▶ _TASK STATEMENT_: Copy out the records again, swapping each "families" for "groups" and leaving everything else untouched.

-- start of PROVIDED MATERIAL --

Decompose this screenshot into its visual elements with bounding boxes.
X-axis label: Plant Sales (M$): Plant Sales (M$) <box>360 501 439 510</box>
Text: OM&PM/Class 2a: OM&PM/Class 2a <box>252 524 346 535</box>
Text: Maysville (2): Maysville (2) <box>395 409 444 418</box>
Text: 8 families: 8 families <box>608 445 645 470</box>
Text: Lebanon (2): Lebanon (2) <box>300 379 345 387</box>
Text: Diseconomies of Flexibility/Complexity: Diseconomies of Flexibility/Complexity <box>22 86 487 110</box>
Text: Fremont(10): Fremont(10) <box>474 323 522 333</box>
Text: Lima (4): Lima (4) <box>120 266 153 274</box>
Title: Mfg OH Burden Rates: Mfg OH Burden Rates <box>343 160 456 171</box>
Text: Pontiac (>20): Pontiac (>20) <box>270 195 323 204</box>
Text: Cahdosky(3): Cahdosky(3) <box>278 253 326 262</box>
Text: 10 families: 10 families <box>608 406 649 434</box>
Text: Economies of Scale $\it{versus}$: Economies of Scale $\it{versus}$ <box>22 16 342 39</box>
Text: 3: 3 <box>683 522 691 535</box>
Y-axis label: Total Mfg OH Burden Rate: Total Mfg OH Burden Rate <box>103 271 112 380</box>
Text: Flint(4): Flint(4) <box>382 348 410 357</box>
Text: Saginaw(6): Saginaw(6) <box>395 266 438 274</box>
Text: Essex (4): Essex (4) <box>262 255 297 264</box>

-- end of PROVIDED MATERIAL --

▶ _RESPONSE TO THIS EXERCISE_:
Decompose this screenshot into its visual elements with bounding boxes.
X-axis label: Plant Sales (M$): Plant Sales (M$) <box>360 501 439 510</box>
Text: OM&PM/Class 2a: OM&PM/Class 2a <box>252 524 346 535</box>
Text: Maysville (2): Maysville (2) <box>395 409 444 418</box>
Text: 8 groups: 8 groups <box>608 445 645 470</box>
Text: Lebanon (2): Lebanon (2) <box>300 379 345 387</box>
Text: Diseconomies of Flexibility/Complexity: Diseconomies of Flexibility/Complexity <box>22 86 487 110</box>
Text: Fremont(10): Fremont(10) <box>474 323 522 333</box>
Text: Lima (4): Lima (4) <box>120 266 153 274</box>
Title: Mfg OH Burden Rates: Mfg OH Burden Rates <box>343 160 456 171</box>
Text: Pontiac (>20): Pontiac (>20) <box>270 195 323 204</box>
Text: Cahdosky(3): Cahdosky(3) <box>278 253 326 262</box>
Text: 10 groups: 10 groups <box>608 406 649 434</box>
Text: Economies of Scale $\it{versus}$: Economies of Scale $\it{versus}$ <box>22 16 342 39</box>
Text: 3: 3 <box>683 522 691 535</box>
Y-axis label: Total Mfg OH Burden Rate: Total Mfg OH Burden Rate <box>103 271 112 380</box>
Text: Flint(4): Flint(4) <box>382 348 410 357</box>
Text: Saginaw(6): Saginaw(6) <box>395 266 438 274</box>
Text: Essex (4): Essex (4) <box>262 255 297 264</box>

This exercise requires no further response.